-- START OF Extracted records --

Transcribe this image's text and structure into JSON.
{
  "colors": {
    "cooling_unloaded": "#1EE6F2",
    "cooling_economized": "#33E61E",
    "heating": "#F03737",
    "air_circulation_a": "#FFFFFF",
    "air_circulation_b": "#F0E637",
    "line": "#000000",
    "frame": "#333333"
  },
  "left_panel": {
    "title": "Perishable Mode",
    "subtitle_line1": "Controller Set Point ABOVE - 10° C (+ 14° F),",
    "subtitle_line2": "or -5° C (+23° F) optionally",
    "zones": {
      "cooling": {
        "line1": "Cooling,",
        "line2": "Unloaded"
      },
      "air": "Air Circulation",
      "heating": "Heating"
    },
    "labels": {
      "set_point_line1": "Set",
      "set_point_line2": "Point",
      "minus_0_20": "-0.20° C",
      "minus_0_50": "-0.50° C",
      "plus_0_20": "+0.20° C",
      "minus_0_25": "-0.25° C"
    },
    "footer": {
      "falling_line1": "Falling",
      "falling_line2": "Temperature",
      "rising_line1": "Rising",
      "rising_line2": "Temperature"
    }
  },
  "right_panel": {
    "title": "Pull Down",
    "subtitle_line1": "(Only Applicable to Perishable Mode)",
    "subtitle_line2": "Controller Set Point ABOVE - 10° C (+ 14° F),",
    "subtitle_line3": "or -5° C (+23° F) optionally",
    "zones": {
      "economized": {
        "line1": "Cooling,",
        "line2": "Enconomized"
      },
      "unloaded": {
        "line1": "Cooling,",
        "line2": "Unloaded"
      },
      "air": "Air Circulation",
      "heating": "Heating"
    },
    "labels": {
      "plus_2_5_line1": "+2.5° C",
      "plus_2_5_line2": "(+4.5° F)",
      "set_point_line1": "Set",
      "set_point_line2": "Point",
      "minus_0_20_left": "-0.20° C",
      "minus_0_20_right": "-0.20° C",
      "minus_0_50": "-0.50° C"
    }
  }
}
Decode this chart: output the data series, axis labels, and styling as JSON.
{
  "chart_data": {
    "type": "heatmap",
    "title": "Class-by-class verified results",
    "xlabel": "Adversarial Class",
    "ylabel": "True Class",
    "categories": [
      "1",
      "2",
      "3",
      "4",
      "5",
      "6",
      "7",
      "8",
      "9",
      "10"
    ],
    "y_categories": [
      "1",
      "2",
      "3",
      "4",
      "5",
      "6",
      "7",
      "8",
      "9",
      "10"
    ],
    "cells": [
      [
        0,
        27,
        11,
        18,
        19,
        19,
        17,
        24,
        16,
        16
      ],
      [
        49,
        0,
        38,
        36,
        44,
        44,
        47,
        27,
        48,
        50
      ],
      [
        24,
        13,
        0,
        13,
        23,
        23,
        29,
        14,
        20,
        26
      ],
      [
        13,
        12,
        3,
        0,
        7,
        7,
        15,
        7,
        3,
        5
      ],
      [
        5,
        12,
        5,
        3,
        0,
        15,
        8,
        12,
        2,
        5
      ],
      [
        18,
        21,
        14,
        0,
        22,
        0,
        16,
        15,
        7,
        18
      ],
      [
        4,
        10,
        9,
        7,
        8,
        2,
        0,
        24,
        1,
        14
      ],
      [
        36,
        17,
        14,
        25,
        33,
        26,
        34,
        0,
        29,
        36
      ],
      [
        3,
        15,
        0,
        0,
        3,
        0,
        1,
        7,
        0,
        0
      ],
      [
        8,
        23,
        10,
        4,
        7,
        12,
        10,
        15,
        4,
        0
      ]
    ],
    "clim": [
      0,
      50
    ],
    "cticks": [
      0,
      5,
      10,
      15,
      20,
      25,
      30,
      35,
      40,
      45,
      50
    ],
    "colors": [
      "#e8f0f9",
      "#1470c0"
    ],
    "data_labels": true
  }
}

-- END OF Extracted records --

### What is needed
Every record above needs to be repeated word for word.

### Solution to the exercise
Transcribe this image's text and structure into JSON.
{
  "colors": {
    "cooling_unloaded": "#1EE6F2",
    "cooling_economized": "#33E61E",
    "heating": "#F03737",
    "air_circulation_a": "#FFFFFF",
    "air_circulation_b": "#F0E637",
    "line": "#000000",
    "frame": "#333333"
  },
  "left_panel": {
    "title": "Perishable Mode",
    "subtitle_line1": "Controller Set Point ABOVE - 10° C (+ 14° F),",
    "subtitle_line2": "or -5° C (+23° F) optionally",
    "zones": {
      "cooling": {
        "line1": "Cooling,",
        "line2": "Unloaded"
      },
      "air": "Air Circulation",
      "heating": "Heating"
    },
    "labels": {
      "set_point_line1": "Set",
      "set_point_line2": "Point",
      "minus_0_20": "-0.20° C",
      "minus_0_50": "-0.50° C",
      "plus_0_20": "+0.20° C",
      "minus_0_25": "-0.25° C"
    },
    "footer": {
      "falling_line1": "Falling",
      "falling_line2": "Temperature",
      "rising_line1": "Rising",
      "rising_line2": "Temperature"
    }
  },
  "right_panel": {
    "title": "Pull Down",
    "subtitle_line1": "(Only Applicable to Perishable Mode)",
    "subtitle_line2": "Controller Set Point ABOVE - 10° C (+ 14° F),",
    "subtitle_line3": "or -5° C (+23° F) optionally",
    "zones": {
      "economized": {
        "line1": "Cooling,",
        "line2": "Enconomized"
      },
      "unloaded": {
        "line1": "Cooling,",
        "line2": "Unloaded"
      },
      "air": "Air Circulation",
      "heating": "Heating"
    },
    "labels": {
      "plus_2_5_line1": "+2.5° C",
      "plus_2_5_line2": "(+4.5° F)",
      "set_point_line1": "Set",
      "set_point_line2": "Point",
      "minus_0_20_left": "-0.20° C",
      "minus_0_20_right": "-0.20° C",
      "minus_0_50": "-0.50° C"
    }
  }
}
Decode this chart: output the data series, axis labels, and styling as JSON.
{
  "chart_data": {
    "type": "heatmap",
    "title": "Class-by-class verified results",
    "xlabel": "Adversarial Class",
    "ylabel": "True Class",
    "categories": [
      "1",
      "2",
      "3",
      "4",
      "5",
      "6",
      "7",
      "8",
      "9",
      "10"
    ],
    "y_categories": [
      "1",
      "2",
      "3",
      "4",
      "5",
      "6",
      "7",
      "8",
      "9",
      "10"
    ],
    "cells": [
      [
        0,
        27,
        11,
        18,
        19,
        19,
        17,
        24,
        16,
        16
      ],
      [
        49,
        0,
        38,
        36,
        44,
        44,
        47,
        27,
        48,
        50
      ],
      [
        24,
        13,
        0,
        13,
        23,
        23,
        29,
        14,
        20,
        26
      ],
      [
        13,
        12,
        3,
        0,
        7,
        7,
        15,
        7,
        3,
        5
      ],
      [
        5,
        12,
        5,
        3,
        0,
        15,
        8,
        12,
        2,
        5
      ],
      [
        18,
        21,
        14,
        0,
        22,
        0,
        16,
        15,
        7,
        18
      ],
      [
        4,
        10,
        9,
        7,
        8,
        2,
        0,
        24,
        1,
        14
      ],
      [
        36,
        17,
        14,
        25,
        33,
        26,
        34,
        0,
        29,
        36
      ],
      [
        3,
        15,
        0,
        0,
        3,
        0,
        1,
        7,
        0,
        0
      ],
      [
        8,
        23,
        10,
        4,
        7,
        12,
        10,
        15,
        4,
        0
      ]
    ],
    "clim": [
      0,
      50
    ],
    "cticks": [
      0,
      5,
      10,
      15,
      20,
      25,
      30,
      35,
      40,
      45,
      50
    ],
    "colors": [
      "#e8f0f9",
      "#1470c0"
    ],
    "data_labels": true
  }
}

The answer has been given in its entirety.